### WORK TO COMPLETE
Leave the pictures out. Return all other data exactly.

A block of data
# # # #
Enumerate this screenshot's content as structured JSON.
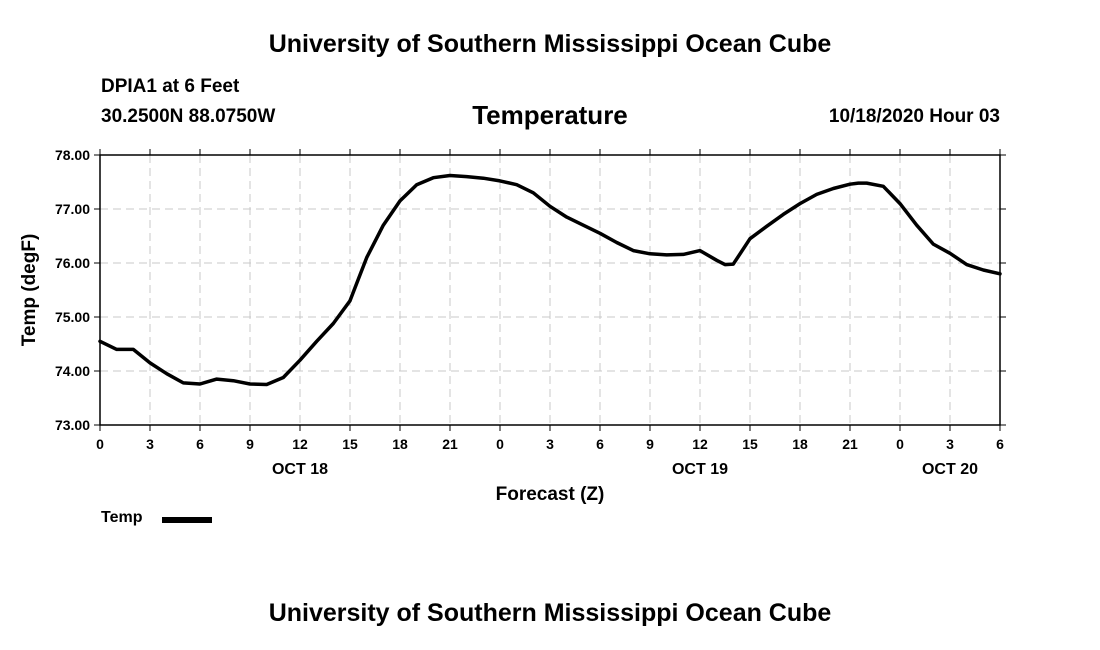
{
  "header": {
    "title": "University of Southern Mississippi Ocean Cube",
    "station": "DPIA1 at 6 Feet",
    "coordinates": "30.2500N 88.0750W",
    "chart_title": "Temperature",
    "datetime": "10/18/2020 Hour 03"
  },
  "footer": {
    "title": "University of Southern Mississippi Ocean Cube"
  },
  "legend": {
    "label": "Temp"
  },
  "chart_data": {
    "type": "line",
    "title": "Temperature",
    "xlabel": "Forecast (Z)",
    "ylabel": "Temp (degF)",
    "ylim": [
      73.0,
      78.0
    ],
    "xlim": [
      0,
      54
    ],
    "grid": true,
    "y_ticks": [
      "73.00",
      "74.00",
      "75.00",
      "76.00",
      "77.00",
      "78.00"
    ],
    "x_ticks": [
      "0",
      "3",
      "6",
      "9",
      "12",
      "15",
      "18",
      "21",
      "0",
      "3",
      "6",
      "9",
      "12",
      "15",
      "18",
      "21",
      "0",
      "3",
      "6"
    ],
    "date_labels": [
      {
        "label": "OCT 18",
        "hour": 12
      },
      {
        "label": "OCT 19",
        "hour": 36
      },
      {
        "label": "OCT 20",
        "hour": 51
      }
    ],
    "legend_position": "bottom-left",
    "series": [
      {
        "name": "Temp",
        "x": [
          0,
          1,
          2,
          3,
          4,
          5,
          6,
          7,
          8,
          9,
          10,
          11,
          12,
          13,
          14,
          15,
          15.5,
          16,
          17,
          18,
          19,
          20,
          21,
          22,
          23,
          24,
          25,
          26,
          27,
          28,
          29,
          30,
          31,
          32,
          33,
          34,
          35,
          36,
          37,
          37.5,
          38,
          39,
          40,
          41,
          42,
          43,
          44,
          45,
          45.5,
          46,
          47,
          48,
          49,
          50,
          51,
          52,
          53,
          54
        ],
        "values": [
          74.55,
          74.4,
          74.4,
          74.15,
          73.95,
          73.78,
          73.76,
          73.85,
          73.82,
          73.76,
          73.75,
          73.88,
          74.2,
          74.55,
          74.88,
          75.3,
          75.7,
          76.1,
          76.7,
          77.15,
          77.45,
          77.58,
          77.62,
          77.6,
          77.57,
          77.52,
          77.45,
          77.3,
          77.05,
          76.85,
          76.7,
          76.55,
          76.38,
          76.23,
          76.17,
          76.15,
          76.16,
          76.23,
          76.05,
          75.97,
          75.98,
          76.45,
          76.68,
          76.9,
          77.1,
          77.27,
          77.38,
          77.46,
          77.48,
          77.48,
          77.42,
          77.1,
          76.7,
          76.35,
          76.18,
          75.97,
          75.87,
          75.8
        ]
      }
    ]
  }
}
# # # #
### ANSWER TO THE EXERCISE
Enumerate this screenshot's content as structured JSON.
{
  "header": {
    "title": "University of Southern Mississippi Ocean Cube",
    "station": "DPIA1 at 6 Feet",
    "coordinates": "30.2500N 88.0750W",
    "chart_title": "Temperature",
    "datetime": "10/18/2020 Hour 03"
  },
  "footer": {
    "title": "University of Southern Mississippi Ocean Cube"
  },
  "legend": {
    "label": "Temp"
  },
  "chart_data": {
    "type": "line",
    "title": "Temperature",
    "xlabel": "Forecast (Z)",
    "ylabel": "Temp (degF)",
    "ylim": [
      73.0,
      78.0
    ],
    "xlim": [
      0,
      54
    ],
    "grid": true,
    "y_ticks": [
      "73.00",
      "74.00",
      "75.00",
      "76.00",
      "77.00",
      "78.00"
    ],
    "x_ticks": [
      "0",
      "3",
      "6",
      "9",
      "12",
      "15",
      "18",
      "21",
      "0",
      "3",
      "6",
      "9",
      "12",
      "15",
      "18",
      "21",
      "0",
      "3",
      "6"
    ],
    "date_labels": [
      {
        "label": "OCT 18",
        "hour": 12
      },
      {
        "label": "OCT 19",
        "hour": 36
      },
      {
        "label": "OCT 20",
        "hour": 51
      }
    ],
    "legend_position": "bottom-left",
    "series": [
      {
        "name": "Temp",
        "x": [
          0,
          1,
          2,
          3,
          4,
          5,
          6,
          7,
          8,
          9,
          10,
          11,
          12,
          13,
          14,
          15,
          15.5,
          16,
          17,
          18,
          19,
          20,
          21,
          22,
          23,
          24,
          25,
          26,
          27,
          28,
          29,
          30,
          31,
          32,
          33,
          34,
          35,
          36,
          37,
          37.5,
          38,
          39,
          40,
          41,
          42,
          43,
          44,
          45,
          45.5,
          46,
          47,
          48,
          49,
          50,
          51,
          52,
          53,
          54
        ],
        "values": [
          74.55,
          74.4,
          74.4,
          74.15,
          73.95,
          73.78,
          73.76,
          73.85,
          73.82,
          73.76,
          73.75,
          73.88,
          74.2,
          74.55,
          74.88,
          75.3,
          75.7,
          76.1,
          76.7,
          77.15,
          77.45,
          77.58,
          77.62,
          77.6,
          77.57,
          77.52,
          77.45,
          77.3,
          77.05,
          76.85,
          76.7,
          76.55,
          76.38,
          76.23,
          76.17,
          76.15,
          76.16,
          76.23,
          76.05,
          75.97,
          75.98,
          76.45,
          76.68,
          76.9,
          77.1,
          77.27,
          77.38,
          77.46,
          77.48,
          77.48,
          77.42,
          77.1,
          76.7,
          76.35,
          76.18,
          75.97,
          75.87,
          75.8
        ]
      }
    ]
  }
}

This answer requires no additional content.